→ PROBLEM TO WORK ON:
Give only the number of lines in the data that contain the word "Create".

## BEGIN GIVEN ENTRIES

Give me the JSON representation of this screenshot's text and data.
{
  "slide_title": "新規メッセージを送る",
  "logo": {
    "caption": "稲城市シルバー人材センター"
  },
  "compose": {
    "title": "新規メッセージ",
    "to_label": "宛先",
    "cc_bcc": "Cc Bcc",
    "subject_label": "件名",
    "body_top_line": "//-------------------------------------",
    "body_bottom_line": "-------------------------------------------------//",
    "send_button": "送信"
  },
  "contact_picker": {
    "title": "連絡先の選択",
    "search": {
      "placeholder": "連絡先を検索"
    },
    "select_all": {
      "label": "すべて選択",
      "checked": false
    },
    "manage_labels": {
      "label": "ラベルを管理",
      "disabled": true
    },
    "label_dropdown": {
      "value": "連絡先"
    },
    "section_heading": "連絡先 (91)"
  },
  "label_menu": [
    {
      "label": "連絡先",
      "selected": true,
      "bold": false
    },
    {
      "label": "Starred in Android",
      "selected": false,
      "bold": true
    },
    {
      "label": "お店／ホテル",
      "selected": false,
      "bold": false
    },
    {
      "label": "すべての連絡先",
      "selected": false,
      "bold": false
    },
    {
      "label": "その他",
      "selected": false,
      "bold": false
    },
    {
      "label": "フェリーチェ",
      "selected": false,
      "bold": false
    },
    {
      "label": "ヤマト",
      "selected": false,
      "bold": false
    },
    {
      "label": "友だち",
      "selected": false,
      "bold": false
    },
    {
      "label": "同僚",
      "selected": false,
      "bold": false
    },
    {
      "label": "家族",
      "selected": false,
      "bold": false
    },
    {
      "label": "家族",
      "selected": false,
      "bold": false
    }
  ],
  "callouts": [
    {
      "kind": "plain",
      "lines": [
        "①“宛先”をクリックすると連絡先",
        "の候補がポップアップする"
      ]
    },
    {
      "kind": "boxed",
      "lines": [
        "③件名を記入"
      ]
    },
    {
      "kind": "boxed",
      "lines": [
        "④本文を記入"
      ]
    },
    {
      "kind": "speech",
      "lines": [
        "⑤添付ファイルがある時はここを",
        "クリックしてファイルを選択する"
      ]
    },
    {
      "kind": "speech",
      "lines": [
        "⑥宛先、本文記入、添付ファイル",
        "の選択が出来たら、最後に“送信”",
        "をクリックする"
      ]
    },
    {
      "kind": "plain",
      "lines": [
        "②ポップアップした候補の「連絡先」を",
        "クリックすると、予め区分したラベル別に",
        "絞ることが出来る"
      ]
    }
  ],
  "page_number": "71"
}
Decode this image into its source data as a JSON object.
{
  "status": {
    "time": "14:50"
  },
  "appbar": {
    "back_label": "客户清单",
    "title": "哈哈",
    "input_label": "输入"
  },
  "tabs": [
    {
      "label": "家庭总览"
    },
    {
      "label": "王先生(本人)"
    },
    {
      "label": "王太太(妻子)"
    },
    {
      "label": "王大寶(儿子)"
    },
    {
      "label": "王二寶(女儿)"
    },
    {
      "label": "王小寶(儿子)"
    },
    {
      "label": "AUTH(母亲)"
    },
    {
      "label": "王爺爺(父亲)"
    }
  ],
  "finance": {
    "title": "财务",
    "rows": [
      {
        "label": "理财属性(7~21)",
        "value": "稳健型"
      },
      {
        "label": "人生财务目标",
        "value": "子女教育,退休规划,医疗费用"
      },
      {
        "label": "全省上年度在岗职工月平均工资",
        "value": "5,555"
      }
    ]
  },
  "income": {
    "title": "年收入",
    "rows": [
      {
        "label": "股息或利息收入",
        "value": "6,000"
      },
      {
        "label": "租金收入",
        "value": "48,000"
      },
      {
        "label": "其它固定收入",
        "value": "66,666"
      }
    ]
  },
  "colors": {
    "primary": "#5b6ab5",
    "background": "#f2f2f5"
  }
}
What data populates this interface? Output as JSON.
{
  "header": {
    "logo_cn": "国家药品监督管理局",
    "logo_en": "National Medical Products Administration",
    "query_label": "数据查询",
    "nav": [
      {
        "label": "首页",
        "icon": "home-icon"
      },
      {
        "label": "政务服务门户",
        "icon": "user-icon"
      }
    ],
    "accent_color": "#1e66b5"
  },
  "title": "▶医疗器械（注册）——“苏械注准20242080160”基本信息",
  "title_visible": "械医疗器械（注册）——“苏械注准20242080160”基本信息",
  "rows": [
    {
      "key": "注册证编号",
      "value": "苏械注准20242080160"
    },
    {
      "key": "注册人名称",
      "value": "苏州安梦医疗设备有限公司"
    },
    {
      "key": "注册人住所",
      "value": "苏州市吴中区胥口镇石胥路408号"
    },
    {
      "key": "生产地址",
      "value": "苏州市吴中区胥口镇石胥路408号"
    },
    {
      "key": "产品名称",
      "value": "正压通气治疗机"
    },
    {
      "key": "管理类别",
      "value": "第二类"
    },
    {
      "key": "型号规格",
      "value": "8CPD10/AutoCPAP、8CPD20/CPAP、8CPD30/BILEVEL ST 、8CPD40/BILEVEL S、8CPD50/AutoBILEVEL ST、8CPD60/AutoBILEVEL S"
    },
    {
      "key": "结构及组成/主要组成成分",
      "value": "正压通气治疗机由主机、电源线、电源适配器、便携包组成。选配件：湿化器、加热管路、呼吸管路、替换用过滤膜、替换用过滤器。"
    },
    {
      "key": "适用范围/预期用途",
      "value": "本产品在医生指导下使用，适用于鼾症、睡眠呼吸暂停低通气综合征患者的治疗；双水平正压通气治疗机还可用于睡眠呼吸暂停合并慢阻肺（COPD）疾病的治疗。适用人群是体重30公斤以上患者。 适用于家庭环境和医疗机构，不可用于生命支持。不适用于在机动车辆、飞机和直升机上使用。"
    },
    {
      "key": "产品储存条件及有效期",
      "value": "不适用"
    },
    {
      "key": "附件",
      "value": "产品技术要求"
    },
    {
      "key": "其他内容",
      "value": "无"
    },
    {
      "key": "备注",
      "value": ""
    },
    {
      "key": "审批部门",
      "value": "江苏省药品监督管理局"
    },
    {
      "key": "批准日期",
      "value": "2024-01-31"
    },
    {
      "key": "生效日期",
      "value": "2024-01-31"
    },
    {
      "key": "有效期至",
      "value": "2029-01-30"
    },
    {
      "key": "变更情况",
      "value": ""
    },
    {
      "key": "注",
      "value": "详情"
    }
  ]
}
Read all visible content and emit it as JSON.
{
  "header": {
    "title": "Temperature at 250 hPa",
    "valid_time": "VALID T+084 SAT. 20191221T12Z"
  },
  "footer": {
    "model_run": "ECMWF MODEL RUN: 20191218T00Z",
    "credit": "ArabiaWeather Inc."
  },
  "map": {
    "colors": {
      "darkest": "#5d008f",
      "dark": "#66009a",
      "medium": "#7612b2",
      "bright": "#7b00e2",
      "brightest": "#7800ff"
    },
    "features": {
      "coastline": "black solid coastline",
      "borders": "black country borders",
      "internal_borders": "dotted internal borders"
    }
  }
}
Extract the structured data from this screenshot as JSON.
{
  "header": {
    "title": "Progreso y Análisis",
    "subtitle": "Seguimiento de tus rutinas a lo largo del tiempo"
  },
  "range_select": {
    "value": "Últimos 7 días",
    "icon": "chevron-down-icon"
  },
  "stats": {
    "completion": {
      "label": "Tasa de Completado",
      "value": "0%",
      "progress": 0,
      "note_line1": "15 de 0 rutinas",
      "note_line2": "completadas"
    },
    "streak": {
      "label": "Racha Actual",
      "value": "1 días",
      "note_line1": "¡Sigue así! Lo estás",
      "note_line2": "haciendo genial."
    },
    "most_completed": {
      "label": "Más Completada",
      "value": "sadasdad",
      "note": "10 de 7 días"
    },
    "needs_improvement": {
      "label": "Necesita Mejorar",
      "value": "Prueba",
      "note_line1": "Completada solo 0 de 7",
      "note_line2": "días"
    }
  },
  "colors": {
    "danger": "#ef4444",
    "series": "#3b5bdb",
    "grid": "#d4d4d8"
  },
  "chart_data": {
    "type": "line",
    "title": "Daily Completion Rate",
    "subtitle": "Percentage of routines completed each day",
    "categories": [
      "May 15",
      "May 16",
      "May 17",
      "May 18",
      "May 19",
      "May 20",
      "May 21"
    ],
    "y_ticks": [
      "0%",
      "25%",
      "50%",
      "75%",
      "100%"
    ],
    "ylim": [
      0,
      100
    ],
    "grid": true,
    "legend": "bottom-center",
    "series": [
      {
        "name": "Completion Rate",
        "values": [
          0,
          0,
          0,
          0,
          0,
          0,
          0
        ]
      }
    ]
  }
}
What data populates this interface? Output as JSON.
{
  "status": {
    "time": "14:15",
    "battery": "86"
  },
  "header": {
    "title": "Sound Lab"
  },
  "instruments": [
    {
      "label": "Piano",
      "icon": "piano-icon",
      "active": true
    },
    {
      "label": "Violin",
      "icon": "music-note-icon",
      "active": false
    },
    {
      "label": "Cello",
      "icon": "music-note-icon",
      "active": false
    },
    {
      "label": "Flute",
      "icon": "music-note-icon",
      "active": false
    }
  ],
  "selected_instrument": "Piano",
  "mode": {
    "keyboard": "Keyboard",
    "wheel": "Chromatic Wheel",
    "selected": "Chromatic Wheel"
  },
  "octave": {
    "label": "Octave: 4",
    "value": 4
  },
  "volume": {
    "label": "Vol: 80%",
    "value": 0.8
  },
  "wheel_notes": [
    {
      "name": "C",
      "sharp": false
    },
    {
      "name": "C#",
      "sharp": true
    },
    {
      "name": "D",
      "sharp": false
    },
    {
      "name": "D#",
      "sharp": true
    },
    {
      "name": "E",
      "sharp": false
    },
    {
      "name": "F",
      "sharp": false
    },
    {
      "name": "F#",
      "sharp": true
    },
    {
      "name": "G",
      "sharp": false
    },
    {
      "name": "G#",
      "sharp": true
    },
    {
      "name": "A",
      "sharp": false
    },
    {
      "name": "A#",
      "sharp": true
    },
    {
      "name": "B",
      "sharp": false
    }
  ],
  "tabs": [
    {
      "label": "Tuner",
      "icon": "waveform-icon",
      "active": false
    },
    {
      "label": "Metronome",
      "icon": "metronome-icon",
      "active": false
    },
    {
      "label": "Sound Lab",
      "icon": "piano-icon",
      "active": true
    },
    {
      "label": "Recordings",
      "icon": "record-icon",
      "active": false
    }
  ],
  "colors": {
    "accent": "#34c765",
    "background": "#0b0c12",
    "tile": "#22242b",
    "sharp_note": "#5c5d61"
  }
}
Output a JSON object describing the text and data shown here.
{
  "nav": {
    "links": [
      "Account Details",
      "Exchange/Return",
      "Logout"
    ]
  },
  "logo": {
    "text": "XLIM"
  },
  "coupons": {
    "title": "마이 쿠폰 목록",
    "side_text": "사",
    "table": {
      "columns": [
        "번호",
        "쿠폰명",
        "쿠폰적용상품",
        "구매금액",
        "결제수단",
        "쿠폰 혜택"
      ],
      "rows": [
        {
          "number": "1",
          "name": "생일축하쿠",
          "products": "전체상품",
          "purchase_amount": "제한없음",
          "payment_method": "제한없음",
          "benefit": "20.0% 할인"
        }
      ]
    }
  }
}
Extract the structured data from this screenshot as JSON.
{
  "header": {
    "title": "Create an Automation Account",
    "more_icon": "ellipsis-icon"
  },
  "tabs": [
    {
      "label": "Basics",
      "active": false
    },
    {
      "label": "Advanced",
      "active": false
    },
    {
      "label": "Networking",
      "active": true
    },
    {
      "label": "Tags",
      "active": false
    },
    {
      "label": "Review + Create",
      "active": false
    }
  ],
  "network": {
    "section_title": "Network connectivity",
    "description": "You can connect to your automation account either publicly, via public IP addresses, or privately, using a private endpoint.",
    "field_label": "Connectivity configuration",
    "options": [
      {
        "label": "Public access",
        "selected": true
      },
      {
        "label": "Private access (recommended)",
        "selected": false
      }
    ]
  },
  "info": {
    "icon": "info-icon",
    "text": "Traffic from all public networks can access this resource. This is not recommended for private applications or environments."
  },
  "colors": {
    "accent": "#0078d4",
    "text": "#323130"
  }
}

## END GIVEN ENTRIES

→ COMPLETED TASK:
2